**EXERCISE REQUIREMENTS**
Transcribe every entry word for word, but skip the images.

--- RECORDED INFORMATION ---

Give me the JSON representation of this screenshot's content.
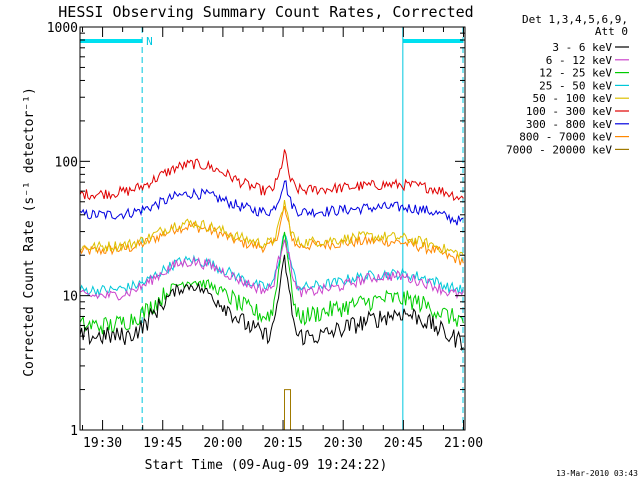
{
  "chart_data": {
    "type": "line",
    "title": "HESSI Observing Summary Count Rates, Corrected",
    "xlabel": "Start Time (09-Aug-09 19:24:22)",
    "ylabel": "Corrected Count Rate (s⁻¹ detector⁻¹)",
    "y_scale": "log",
    "ylim": [
      1,
      1000
    ],
    "xlim_minutes": [
      0,
      96
    ],
    "x_ticks": [
      {
        "label": "19:30",
        "minute": 5.63
      },
      {
        "label": "19:45",
        "minute": 20.63
      },
      {
        "label": "20:00",
        "minute": 35.63
      },
      {
        "label": "20:15",
        "minute": 50.63
      },
      {
        "label": "20:30",
        "minute": 65.63
      },
      {
        "label": "20:45",
        "minute": 80.63
      },
      {
        "label": "21:00",
        "minute": 95.63
      }
    ],
    "y_ticks": [
      {
        "label": "1",
        "value": 1
      },
      {
        "label": "10",
        "value": 10
      },
      {
        "label": "100",
        "value": 100
      },
      {
        "label": "1000",
        "value": 1000
      }
    ],
    "legend": {
      "placement": "top-right",
      "header": [
        "Det 1,3,4,5,6,9,",
        "Att 0"
      ]
    },
    "annotations": {
      "night_marker": "N",
      "timestamp": "13-Mar-2010 03:43"
    },
    "night_intervals_minutes": [
      [
        0,
        15.5
      ],
      [
        80.5,
        95.5
      ]
    ],
    "x": [
      0,
      4,
      8,
      12,
      16,
      20,
      24,
      28,
      32,
      36,
      40,
      44,
      46,
      48,
      49.5,
      51,
      52.5,
      54,
      56,
      60,
      64,
      68,
      72,
      76,
      80,
      84,
      88,
      92,
      96
    ],
    "series": [
      {
        "name": "3 - 6 keV",
        "color": "#000000",
        "values": [
          5,
          5,
          5,
          5,
          6,
          8.5,
          11,
          12,
          10.5,
          8.5,
          6.5,
          5.5,
          5,
          5.5,
          10,
          19,
          9,
          5,
          5,
          5,
          5.5,
          6,
          6.5,
          7,
          7.5,
          7,
          6,
          5,
          4.5
        ]
      },
      {
        "name": "6 - 12 keV",
        "color": "#cc44cc",
        "values": [
          10,
          10,
          10,
          10.5,
          12,
          14.5,
          17,
          18,
          17,
          15,
          13,
          11.5,
          11,
          11.5,
          18,
          28,
          17,
          11,
          10.5,
          11,
          11.5,
          12.5,
          13.5,
          14,
          14,
          13,
          12,
          10.5,
          10
        ]
      },
      {
        "name": "12 - 25 keV",
        "color": "#00cc00",
        "values": [
          6,
          6,
          6,
          6.5,
          7.5,
          9.5,
          12,
          13,
          12,
          10.5,
          8.5,
          7.5,
          7,
          7.5,
          15,
          32,
          13,
          7,
          7,
          7.5,
          8,
          8.5,
          9,
          9.5,
          9.5,
          9,
          8,
          7,
          6.5
        ]
      },
      {
        "name": "25 - 50 keV",
        "color": "#00c8d8",
        "values": [
          11,
          11,
          11,
          11.5,
          12.5,
          15,
          17.5,
          18.5,
          17.5,
          15.5,
          13.5,
          12,
          11.5,
          12,
          18,
          30,
          18,
          12,
          11.5,
          12,
          12.5,
          13.5,
          14,
          14.5,
          14.5,
          14,
          13,
          11.5,
          11
        ]
      },
      {
        "name": "50 - 100 keV",
        "color": "#ddc000",
        "values": [
          23,
          23,
          23.5,
          24,
          26,
          30,
          34,
          35,
          33,
          30,
          27,
          25,
          24.5,
          25,
          32,
          50,
          31,
          25,
          25,
          25.5,
          26,
          27,
          27.5,
          27.5,
          27,
          25.5,
          24,
          21.5,
          20
        ]
      },
      {
        "name": "100 - 300 keV",
        "color": "#e00000",
        "values": [
          57,
          57,
          58,
          60,
          66,
          78,
          90,
          96,
          92,
          82,
          70,
          63,
          60,
          62,
          75,
          118,
          72,
          62,
          61,
          62,
          63,
          64.5,
          66,
          67,
          67,
          65.5,
          63,
          58,
          52
        ]
      },
      {
        "name": "300 - 800 keV",
        "color": "#0000e0",
        "values": [
          40,
          40,
          40,
          41,
          44,
          49,
          55,
          58,
          56,
          51,
          46,
          43,
          42,
          43,
          52,
          74,
          50,
          43,
          42,
          42.5,
          43,
          44,
          45,
          45.5,
          45.5,
          44.5,
          42,
          38,
          35
        ]
      },
      {
        "name": "800 - 7000 keV",
        "color": "#ff8800",
        "values": [
          21.5,
          21.5,
          22,
          22.5,
          24.5,
          28,
          32,
          33,
          31,
          28,
          25,
          23.5,
          23,
          23.5,
          30,
          45,
          29,
          23.5,
          23.5,
          24,
          24.5,
          25,
          25.5,
          25.5,
          25,
          23.5,
          22,
          19.5,
          18
        ]
      },
      {
        "name": "7000 - 20000 keV",
        "color": "#a07a00",
        "values": [
          null,
          null,
          null,
          null,
          null,
          null,
          1,
          1,
          1,
          1,
          1,
          1,
          1,
          1,
          1,
          2,
          1,
          1,
          null,
          null,
          null,
          null,
          null,
          null,
          null,
          null,
          null,
          null,
          null
        ]
      }
    ]
  }
}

---

**EXERCISE SOLUTION**
Give me the JSON representation of this screenshot's content.
{
  "chart_data": {
    "type": "line",
    "title": "HESSI Observing Summary Count Rates, Corrected",
    "xlabel": "Start Time (09-Aug-09 19:24:22)",
    "ylabel": "Corrected Count Rate (s⁻¹ detector⁻¹)",
    "y_scale": "log",
    "ylim": [
      1,
      1000
    ],
    "xlim_minutes": [
      0,
      96
    ],
    "x_ticks": [
      {
        "label": "19:30",
        "minute": 5.63
      },
      {
        "label": "19:45",
        "minute": 20.63
      },
      {
        "label": "20:00",
        "minute": 35.63
      },
      {
        "label": "20:15",
        "minute": 50.63
      },
      {
        "label": "20:30",
        "minute": 65.63
      },
      {
        "label": "20:45",
        "minute": 80.63
      },
      {
        "label": "21:00",
        "minute": 95.63
      }
    ],
    "y_ticks": [
      {
        "label": "1",
        "value": 1
      },
      {
        "label": "10",
        "value": 10
      },
      {
        "label": "100",
        "value": 100
      },
      {
        "label": "1000",
        "value": 1000
      }
    ],
    "legend": {
      "placement": "top-right",
      "header": [
        "Det 1,3,4,5,6,9,",
        "Att 0"
      ]
    },
    "annotations": {
      "night_marker": "N",
      "timestamp": "13-Mar-2010 03:43"
    },
    "night_intervals_minutes": [
      [
        0,
        15.5
      ],
      [
        80.5,
        95.5
      ]
    ],
    "x": [
      0,
      4,
      8,
      12,
      16,
      20,
      24,
      28,
      32,
      36,
      40,
      44,
      46,
      48,
      49.5,
      51,
      52.5,
      54,
      56,
      60,
      64,
      68,
      72,
      76,
      80,
      84,
      88,
      92,
      96
    ],
    "series": [
      {
        "name": "3 - 6 keV",
        "color": "#000000",
        "values": [
          5,
          5,
          5,
          5,
          6,
          8.5,
          11,
          12,
          10.5,
          8.5,
          6.5,
          5.5,
          5,
          5.5,
          10,
          19,
          9,
          5,
          5,
          5,
          5.5,
          6,
          6.5,
          7,
          7.5,
          7,
          6,
          5,
          4.5
        ]
      },
      {
        "name": "6 - 12 keV",
        "color": "#cc44cc",
        "values": [
          10,
          10,
          10,
          10.5,
          12,
          14.5,
          17,
          18,
          17,
          15,
          13,
          11.5,
          11,
          11.5,
          18,
          28,
          17,
          11,
          10.5,
          11,
          11.5,
          12.5,
          13.5,
          14,
          14,
          13,
          12,
          10.5,
          10
        ]
      },
      {
        "name": "12 - 25 keV",
        "color": "#00cc00",
        "values": [
          6,
          6,
          6,
          6.5,
          7.5,
          9.5,
          12,
          13,
          12,
          10.5,
          8.5,
          7.5,
          7,
          7.5,
          15,
          32,
          13,
          7,
          7,
          7.5,
          8,
          8.5,
          9,
          9.5,
          9.5,
          9,
          8,
          7,
          6.5
        ]
      },
      {
        "name": "25 - 50 keV",
        "color": "#00c8d8",
        "values": [
          11,
          11,
          11,
          11.5,
          12.5,
          15,
          17.5,
          18.5,
          17.5,
          15.5,
          13.5,
          12,
          11.5,
          12,
          18,
          30,
          18,
          12,
          11.5,
          12,
          12.5,
          13.5,
          14,
          14.5,
          14.5,
          14,
          13,
          11.5,
          11
        ]
      },
      {
        "name": "50 - 100 keV",
        "color": "#ddc000",
        "values": [
          23,
          23,
          23.5,
          24,
          26,
          30,
          34,
          35,
          33,
          30,
          27,
          25,
          24.5,
          25,
          32,
          50,
          31,
          25,
          25,
          25.5,
          26,
          27,
          27.5,
          27.5,
          27,
          25.5,
          24,
          21.5,
          20
        ]
      },
      {
        "name": "100 - 300 keV",
        "color": "#e00000",
        "values": [
          57,
          57,
          58,
          60,
          66,
          78,
          90,
          96,
          92,
          82,
          70,
          63,
          60,
          62,
          75,
          118,
          72,
          62,
          61,
          62,
          63,
          64.5,
          66,
          67,
          67,
          65.5,
          63,
          58,
          52
        ]
      },
      {
        "name": "300 - 800 keV",
        "color": "#0000e0",
        "values": [
          40,
          40,
          40,
          41,
          44,
          49,
          55,
          58,
          56,
          51,
          46,
          43,
          42,
          43,
          52,
          74,
          50,
          43,
          42,
          42.5,
          43,
          44,
          45,
          45.5,
          45.5,
          44.5,
          42,
          38,
          35
        ]
      },
      {
        "name": "800 - 7000 keV",
        "color": "#ff8800",
        "values": [
          21.5,
          21.5,
          22,
          22.5,
          24.5,
          28,
          32,
          33,
          31,
          28,
          25,
          23.5,
          23,
          23.5,
          30,
          45,
          29,
          23.5,
          23.5,
          24,
          24.5,
          25,
          25.5,
          25.5,
          25,
          23.5,
          22,
          19.5,
          18
        ]
      },
      {
        "name": "7000 - 20000 keV",
        "color": "#a07a00",
        "values": [
          null,
          null,
          null,
          null,
          null,
          null,
          1,
          1,
          1,
          1,
          1,
          1,
          1,
          1,
          1,
          2,
          1,
          1,
          null,
          null,
          null,
          null,
          null,
          null,
          null,
          null,
          null,
          null,
          null
        ]
      }
    ]
  }
}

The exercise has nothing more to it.